* The exercise:
Set down the data below without change, skipping the pictures it holds.

* Task input:
★ ★ ★

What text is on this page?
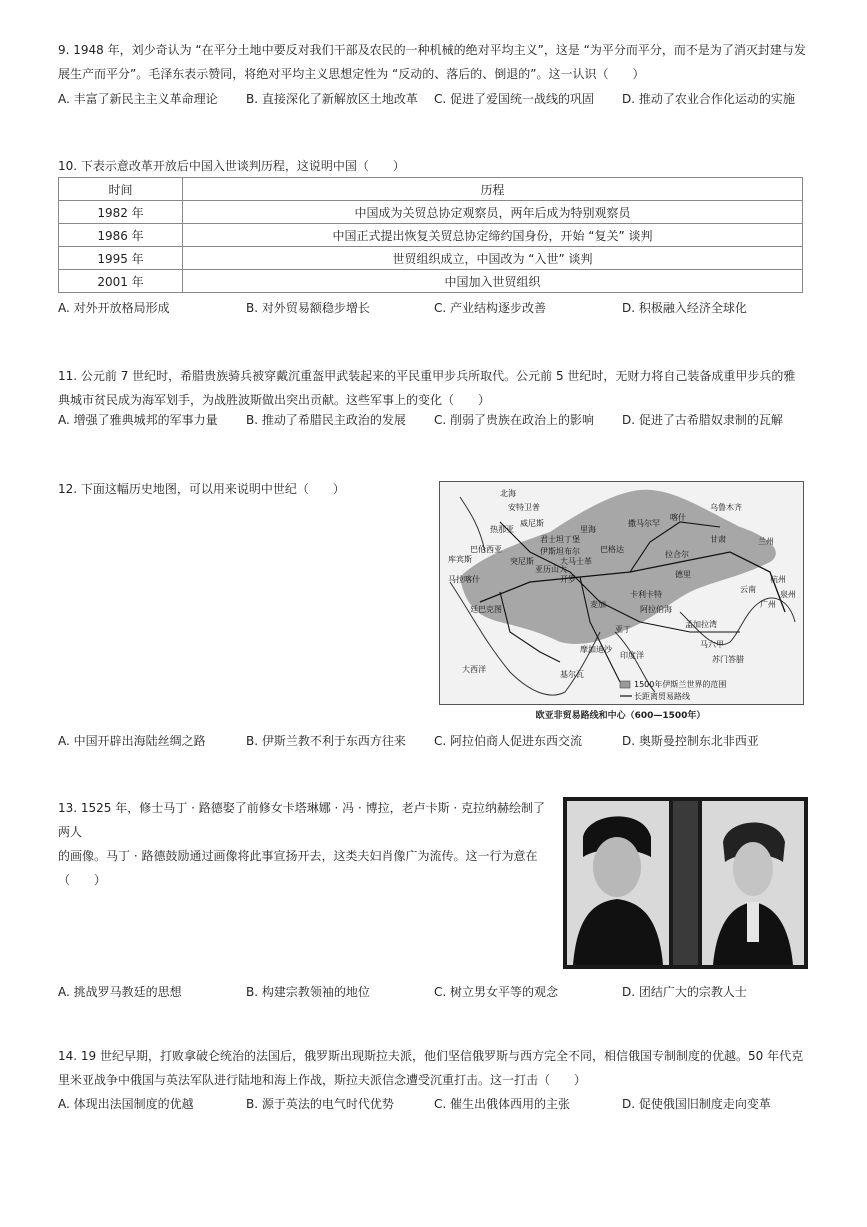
9. 1948 年，刘少奇认为 “在平分土地中要反对我们干部及农民的一种机械的绝对平均主义”，这是 “为平分而平分，而不是为了消灭封建与发展生产而平分”。毛泽东表示赞同，将绝对平均主义思想定性为 “反动的、落后的、倒退的”。这一认识（　　）

A. 丰富了新民主主义革命理论 B. 直接深化了新解放区土地改革 C. 促进了爱国统一战线的巩固 D. 推动了农业合作化运动的实施

10. 下表示意改革开放后中国入世谈判历程，这说明中国（　　）

时间	历程
1982 年	中国成为关贸总协定观察员，两年后成为特别观察员
1986 年	中国正式提出恢复关贸总协定缔约国身份，开始 “复关” 谈判
1995 年	世贸组织成立，中国改为 “入世” 谈判
2001 年	中国加入世贸组织
A. 对外开放格局形成	B. 对外贸易额稳步增长	C. 产业结构逐步改善	D. 积极融入经济全球化

11. 公元前 7 世纪时，希腊贵族骑兵被穿戴沉重盔甲武装起来的平民重甲步兵所取代。公元前 5 世纪时，无财力将自己装备成重甲步兵的雅典城市贫民成为海军划手，为战胜波斯做出突出贡献。这些军事上的变化（　　）

A. 增强了雅典城邦的军事力量 B. 推动了希腊民主政治的发展 C. 削弱了贵族在政治上的影响 D. 促进了古希腊奴隶制的瓦解

12. 下面这幅历史地图，可以用来说明中世纪（　　）	北海
安特卫普
威尼斯
热那亚
库宾斯
马拉喀什
巴伦西亚
突尼斯
开罗
亚丁
麦加
巴格达
阿拉伯海
印度洋
大西洋
卡利卡特
苏门答腊
撒马尔罕
喀什
乌鲁木齐
甘肃	兰州
杭州
广州
泉州
云南
马六甲
廷巴克图
基尔瓦
孟加拉湾
拉合尔
德里
君士坦丁堡
里海
伊斯坦布尔
亚历山大
大马士革
摩加迪沙
1500年伊斯兰世界的范围
长距离贸易路线
欧亚非贸易路线和中心（600—1500年）
A. 中国开辟出海陆丝绸之路	B. 伊斯兰教不利于东西方往来 C. 阿拉伯商人促进东西交流	D. 奥斯曼控制东北非西亚

13. 1525 年，修士马丁 · 路德娶了前修女卡塔琳娜 · 冯 · 博拉，老卢卡斯 · 克拉纳赫绘制了两人

的画像。马丁 · 路德鼓励通过画像将此事宣扬开去，这类夫妇肖像广为流传。这一行为意在

（　　）

A. 挑战罗马教廷的思想	B. 构建宗教领袖的地位	C. 树立男女平等的观念	D. 团结广大的宗教人士

14. 19 世纪早期，打败拿破仑统治的法国后，俄罗斯出现斯拉夫派，他们坚信俄罗斯与西方完全不同，相信俄国专制制度的优越。50 年代克里米亚战争中俄国与英法军队进行陆地和海上作战，斯拉夫派信念遭受沉重打击。这一打击（　　）

A. 体现出法国制度的优越	B. 源于英法的电气时代优势	C. 催生出俄体西用的主张	D. 促使俄国旧制度走向变革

★ ★ ★

* Written response:
What text is on this page?
9. 1948 年，刘少奇认为 “在平分土地中要反对我们干部及农民的一种机械的绝对平均主义”，这是 “为平分而平分，而不是为了消灭封建与发展生产而平分”。毛泽东表示赞同，将绝对平均主义思想定性为 “反动的、落后的、倒退的”。这一认识（　　）

A. 丰富了新民主主义革命理论 B. 直接深化了新解放区土地改革 C. 促进了爱国统一战线的巩固 D. 推动了农业合作化运动的实施

10. 下表示意改革开放后中国入世谈判历程，这说明中国（　　）

时间	历程
1982 年	中国成为关贸总协定观察员，两年后成为特别观察员
1986 年	中国正式提出恢复关贸总协定缔约国身份，开始 “复关” 谈判
1995 年	世贸组织成立，中国改为 “入世” 谈判
2001 年	中国加入世贸组织
A. 对外开放格局形成	B. 对外贸易额稳步增长	C. 产业结构逐步改善	D. 积极融入经济全球化

11. 公元前 7 世纪时，希腊贵族骑兵被穿戴沉重盔甲武装起来的平民重甲步兵所取代。公元前 5 世纪时，无财力将自己装备成重甲步兵的雅典城市贫民成为海军划手，为战胜波斯做出突出贡献。这些军事上的变化（　　）

A. 增强了雅典城邦的军事力量 B. 推动了希腊民主政治的发展 C. 削弱了贵族在政治上的影响 D. 促进了古希腊奴隶制的瓦解

12. 下面这幅历史地图，可以用来说明中世纪（　　）	北海
安特卫普
威尼斯
热那亚
库宾斯
马拉喀什
巴伦西亚
突尼斯
开罗
亚丁
麦加
巴格达
阿拉伯海
印度洋
大西洋
卡利卡特
苏门答腊
撒马尔罕
喀什
乌鲁木齐
甘肃	兰州
杭州
广州
泉州
云南
马六甲
廷巴克图
基尔瓦
孟加拉湾
拉合尔
德里
君士坦丁堡
里海
伊斯坦布尔
亚历山大
大马士革
摩加迪沙
1500年伊斯兰世界的范围
长距离贸易路线
欧亚非贸易路线和中心（600—1500年）
A. 中国开辟出海陆丝绸之路	B. 伊斯兰教不利于东西方往来 C. 阿拉伯商人促进东西交流	D. 奥斯曼控制东北非西亚

13. 1525 年，修士马丁 · 路德娶了前修女卡塔琳娜 · 冯 · 博拉，老卢卡斯 · 克拉纳赫绘制了两人

的画像。马丁 · 路德鼓励通过画像将此事宣扬开去，这类夫妇肖像广为流传。这一行为意在

（　　）

A. 挑战罗马教廷的思想	B. 构建宗教领袖的地位	C. 树立男女平等的观念	D. 团结广大的宗教人士

14. 19 世纪早期，打败拿破仑统治的法国后，俄罗斯出现斯拉夫派，他们坚信俄罗斯与西方完全不同，相信俄国专制制度的优越。50 年代克里米亚战争中俄国与英法军队进行陆地和海上作战，斯拉夫派信念遭受沉重打击。这一打击（　　）

A. 体现出法国制度的优越	B. 源于英法的电气时代优势	C. 催生出俄体西用的主张	D. 促使俄国旧制度走向变革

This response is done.